Records from a dataset:

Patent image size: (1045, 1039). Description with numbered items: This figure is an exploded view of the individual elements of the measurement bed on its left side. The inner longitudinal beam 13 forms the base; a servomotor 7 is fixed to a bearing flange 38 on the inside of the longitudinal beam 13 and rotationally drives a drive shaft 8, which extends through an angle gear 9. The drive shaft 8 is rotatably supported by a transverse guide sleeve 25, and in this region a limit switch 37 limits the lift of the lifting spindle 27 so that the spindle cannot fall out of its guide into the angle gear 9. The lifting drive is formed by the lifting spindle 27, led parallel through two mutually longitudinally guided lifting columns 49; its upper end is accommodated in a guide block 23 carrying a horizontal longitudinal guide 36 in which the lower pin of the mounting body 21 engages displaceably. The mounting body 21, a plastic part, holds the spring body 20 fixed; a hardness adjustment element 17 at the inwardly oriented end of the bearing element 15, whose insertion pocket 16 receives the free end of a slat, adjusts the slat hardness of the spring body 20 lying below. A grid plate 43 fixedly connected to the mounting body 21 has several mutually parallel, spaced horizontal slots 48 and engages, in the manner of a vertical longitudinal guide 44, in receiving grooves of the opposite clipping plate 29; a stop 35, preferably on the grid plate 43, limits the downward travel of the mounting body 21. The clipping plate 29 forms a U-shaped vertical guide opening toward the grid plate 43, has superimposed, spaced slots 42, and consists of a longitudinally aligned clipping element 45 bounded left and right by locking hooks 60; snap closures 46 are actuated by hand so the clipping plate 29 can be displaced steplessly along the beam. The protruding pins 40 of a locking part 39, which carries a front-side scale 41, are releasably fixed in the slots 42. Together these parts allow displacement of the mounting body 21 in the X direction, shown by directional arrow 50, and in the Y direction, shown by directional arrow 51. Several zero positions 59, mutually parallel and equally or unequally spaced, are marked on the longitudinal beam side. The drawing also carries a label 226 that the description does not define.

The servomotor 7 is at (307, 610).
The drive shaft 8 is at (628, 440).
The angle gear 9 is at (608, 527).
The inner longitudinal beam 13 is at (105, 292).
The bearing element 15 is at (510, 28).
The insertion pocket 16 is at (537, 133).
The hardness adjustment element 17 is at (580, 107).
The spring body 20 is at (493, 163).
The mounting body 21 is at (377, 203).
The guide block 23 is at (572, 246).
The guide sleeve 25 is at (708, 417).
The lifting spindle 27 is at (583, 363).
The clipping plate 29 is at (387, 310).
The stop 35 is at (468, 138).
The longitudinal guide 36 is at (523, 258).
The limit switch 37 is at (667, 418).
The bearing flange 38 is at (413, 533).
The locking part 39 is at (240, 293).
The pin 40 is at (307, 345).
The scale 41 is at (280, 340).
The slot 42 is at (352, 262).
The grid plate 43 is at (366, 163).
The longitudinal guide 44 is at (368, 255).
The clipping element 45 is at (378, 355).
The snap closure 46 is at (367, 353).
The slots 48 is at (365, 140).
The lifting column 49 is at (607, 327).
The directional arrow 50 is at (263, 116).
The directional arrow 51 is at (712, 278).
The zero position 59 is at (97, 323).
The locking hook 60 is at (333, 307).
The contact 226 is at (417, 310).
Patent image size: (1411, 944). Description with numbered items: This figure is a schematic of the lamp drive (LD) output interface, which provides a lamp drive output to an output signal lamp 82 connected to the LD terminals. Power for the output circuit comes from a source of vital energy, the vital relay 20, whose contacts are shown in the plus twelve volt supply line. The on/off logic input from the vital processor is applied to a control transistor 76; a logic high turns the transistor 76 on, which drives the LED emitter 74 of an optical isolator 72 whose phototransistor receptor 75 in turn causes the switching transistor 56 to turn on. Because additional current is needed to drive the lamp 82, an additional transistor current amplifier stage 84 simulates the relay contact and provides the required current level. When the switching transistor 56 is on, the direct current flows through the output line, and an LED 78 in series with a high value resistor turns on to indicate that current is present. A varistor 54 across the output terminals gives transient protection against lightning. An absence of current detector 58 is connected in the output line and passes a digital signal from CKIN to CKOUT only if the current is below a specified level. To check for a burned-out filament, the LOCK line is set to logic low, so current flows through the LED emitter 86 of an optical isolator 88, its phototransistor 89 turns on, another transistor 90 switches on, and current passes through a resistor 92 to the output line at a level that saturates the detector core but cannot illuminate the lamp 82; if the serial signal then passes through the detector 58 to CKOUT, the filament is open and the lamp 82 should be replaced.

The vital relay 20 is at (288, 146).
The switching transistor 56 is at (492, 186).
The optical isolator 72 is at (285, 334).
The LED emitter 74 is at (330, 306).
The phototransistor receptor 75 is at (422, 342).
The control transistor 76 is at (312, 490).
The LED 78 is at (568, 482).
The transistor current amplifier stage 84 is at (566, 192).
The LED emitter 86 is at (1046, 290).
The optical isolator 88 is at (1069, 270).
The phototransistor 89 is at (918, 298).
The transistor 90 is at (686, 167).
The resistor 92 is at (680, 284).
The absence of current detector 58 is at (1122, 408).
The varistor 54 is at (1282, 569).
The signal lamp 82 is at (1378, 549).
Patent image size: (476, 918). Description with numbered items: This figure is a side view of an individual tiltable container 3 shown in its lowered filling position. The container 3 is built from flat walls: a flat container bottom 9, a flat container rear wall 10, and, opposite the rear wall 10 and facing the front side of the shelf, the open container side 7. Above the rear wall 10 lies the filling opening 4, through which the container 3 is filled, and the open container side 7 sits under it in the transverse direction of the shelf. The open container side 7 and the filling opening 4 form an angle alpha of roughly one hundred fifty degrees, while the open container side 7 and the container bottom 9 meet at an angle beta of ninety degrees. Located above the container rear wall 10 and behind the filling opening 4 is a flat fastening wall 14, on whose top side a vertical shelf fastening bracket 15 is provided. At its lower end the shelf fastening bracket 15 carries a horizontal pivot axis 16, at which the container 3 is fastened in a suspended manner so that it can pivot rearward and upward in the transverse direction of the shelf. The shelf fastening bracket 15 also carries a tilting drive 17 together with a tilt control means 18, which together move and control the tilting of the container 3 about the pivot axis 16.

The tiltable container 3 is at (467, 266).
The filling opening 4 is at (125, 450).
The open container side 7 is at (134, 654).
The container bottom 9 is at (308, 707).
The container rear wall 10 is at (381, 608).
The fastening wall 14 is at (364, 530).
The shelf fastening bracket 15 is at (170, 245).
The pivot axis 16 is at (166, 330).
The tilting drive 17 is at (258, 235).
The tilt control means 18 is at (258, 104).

EXERCISE BRIEF = Repeat all of the lines above exactly, from the first record through the last.

FINISHED ANSWER =
Patent image size: (1045, 1039). Description with numbered items: This figure is an exploded view of the individual elements of the measurement bed on its left side. The inner longitudinal beam 13 forms the base; a servomotor 7 is fixed to a bearing flange 38 on the inside of the longitudinal beam 13 and rotationally drives a drive shaft 8, which extends through an angle gear 9. The drive shaft 8 is rotatably supported by a transverse guide sleeve 25, and in this region a limit switch 37 limits the lift of the lifting spindle 27 so that the spindle cannot fall out of its guide into the angle gear 9. The lifting drive is formed by the lifting spindle 27, led parallel through two mutually longitudinally guided lifting columns 49; its upper end is accommodated in a guide block 23 carrying a horizontal longitudinal guide 36 in which the lower pin of the mounting body 21 engages displaceably. The mounting body 21, a plastic part, holds the spring body 20 fixed; a hardness adjustment element 17 at the inwardly oriented end of the bearing element 15, whose insertion pocket 16 receives the free end of a slat, adjusts the slat hardness of the spring body 20 lying below. A grid plate 43 fixedly connected to the mounting body 21 has several mutually parallel, spaced horizontal slots 48 and engages, in the manner of a vertical longitudinal guide 44, in receiving grooves of the opposite clipping plate 29; a stop 35, preferably on the grid plate 43, limits the downward travel of the mounting body 21. The clipping plate 29 forms a U-shaped vertical guide opening toward the grid plate 43, has superimposed, spaced slots 42, and consists of a longitudinally aligned clipping element 45 bounded left and right by locking hooks 60; snap closures 46 are actuated by hand so the clipping plate 29 can be displaced steplessly along the beam. The protruding pins 40 of a locking part 39, which carries a front-side scale 41, are releasably fixed in the slots 42. Together these parts allow displacement of the mounting body 21 in the X direction, shown by directional arrow 50, and in the Y direction, shown by directional arrow 51. Several zero positions 59, mutually parallel and equally or unequally spaced, are marked on the longitudinal beam side. The drawing also carries a label 226 that the description does not define.

The servomotor 7 is at (307, 610).
The drive shaft 8 is at (628, 440).
The angle gear 9 is at (608, 527).
The inner longitudinal beam 13 is at (105, 292).
The bearing element 15 is at (510, 28).
The insertion pocket 16 is at (537, 133).
The hardness adjustment element 17 is at (580, 107).
The spring body 20 is at (493, 163).
The mounting body 21 is at (377, 203).
The guide block 23 is at (572, 246).
The guide sleeve 25 is at (708, 417).
The lifting spindle 27 is at (583, 363).
The clipping plate 29 is at (387, 310).
The stop 35 is at (468, 138).
The longitudinal guide 36 is at (523, 258).
The limit switch 37 is at (667, 418).
The bearing flange 38 is at (413, 533).
The locking part 39 is at (240, 293).
The pin 40 is at (307, 345).
The scale 41 is at (280, 340).
The slot 42 is at (352, 262).
The grid plate 43 is at (366, 163).
The longitudinal guide 44 is at (368, 255).
The clipping element 45 is at (378, 355).
The snap closure 46 is at (367, 353).
The slots 48 is at (365, 140).
The lifting column 49 is at (607, 327).
The directional arrow 50 is at (263, 116).
The directional arrow 51 is at (712, 278).
The zero position 59 is at (97, 323).
The locking hook 60 is at (333, 307).
The contact 226 is at (417, 310).
Patent image size: (1411, 944). Description with numbered items: This figure is a schematic of the lamp drive (LD) output interface, which provides a lamp drive output to an output signal lamp 82 connected to the LD terminals. Power for the output circuit comes from a source of vital energy, the vital relay 20, whose contacts are shown in the plus twelve volt supply line. The on/off logic input from the vital processor is applied to a control transistor 76; a logic high turns the transistor 76 on, which drives the LED emitter 74 of an optical isolator 72 whose phototransistor receptor 75 in turn causes the switching transistor 56 to turn on. Because additional current is needed to drive the lamp 82, an additional transistor current amplifier stage 84 simulates the relay contact and provides the required current level. When the switching transistor 56 is on, the direct current flows through the output line, and an LED 78 in series with a high value resistor turns on to indicate that current is present. A varistor 54 across the output terminals gives transient protection against lightning. An absence of current detector 58 is connected in the output line and passes a digital signal from CKIN to CKOUT only if the current is below a specified level. To check for a burned-out filament, the LOCK line is set to logic low, so current flows through the LED emitter 86 of an optical isolator 88, its phototransistor 89 turns on, another transistor 90 switches on, and current passes through a resistor 92 to the output line at a level that saturates the detector core but cannot illuminate the lamp 82; if the serial signal then passes through the detector 58 to CKOUT, the filament is open and the lamp 82 should be replaced.

The vital relay 20 is at (288, 146).
The switching transistor 56 is at (492, 186).
The optical isolator 72 is at (285, 334).
The LED emitter 74 is at (330, 306).
The phototransistor receptor 75 is at (422, 342).
The control transistor 76 is at (312, 490).
The LED 78 is at (568, 482).
The transistor current amplifier stage 84 is at (566, 192).
The LED emitter 86 is at (1046, 290).
The optical isolator 88 is at (1069, 270).
The phototransistor 89 is at (918, 298).
The transistor 90 is at (686, 167).
The resistor 92 is at (680, 284).
The absence of current detector 58 is at (1122, 408).
The varistor 54 is at (1282, 569).
The signal lamp 82 is at (1378, 549).
Patent image size: (476, 918). Description with numbered items: This figure is a side view of an individual tiltable container 3 shown in its lowered filling position. The container 3 is built from flat walls: a flat container bottom 9, a flat container rear wall 10, and, opposite the rear wall 10 and facing the front side of the shelf, the open container side 7. Above the rear wall 10 lies the filling opening 4, through which the container 3 is filled, and the open container side 7 sits under it in the transverse direction of the shelf. The open container side 7 and the filling opening 4 form an angle alpha of roughly one hundred fifty degrees, while the open container side 7 and the container bottom 9 meet at an angle beta of ninety degrees. Located above the container rear wall 10 and behind the filling opening 4 is a flat fastening wall 14, on whose top side a vertical shelf fastening bracket 15 is provided. At its lower end the shelf fastening bracket 15 carries a horizontal pivot axis 16, at which the container 3 is fastened in a suspended manner so that it can pivot rearward and upward in the transverse direction of the shelf. The shelf fastening bracket 15 also carries a tilting drive 17 together with a tilt control means 18, which together move and control the tilting of the container 3 about the pivot axis 16.

The tiltable container 3 is at (467, 266).
The filling opening 4 is at (125, 450).
The open container side 7 is at (134, 654).
The container bottom 9 is at (308, 707).
The container rear wall 10 is at (381, 608).
The fastening wall 14 is at (364, 530).
The shelf fastening bracket 15 is at (170, 245).
The pivot axis 16 is at (166, 330).
The tilting drive 17 is at (258, 235).
The tilt control means 18 is at (258, 104).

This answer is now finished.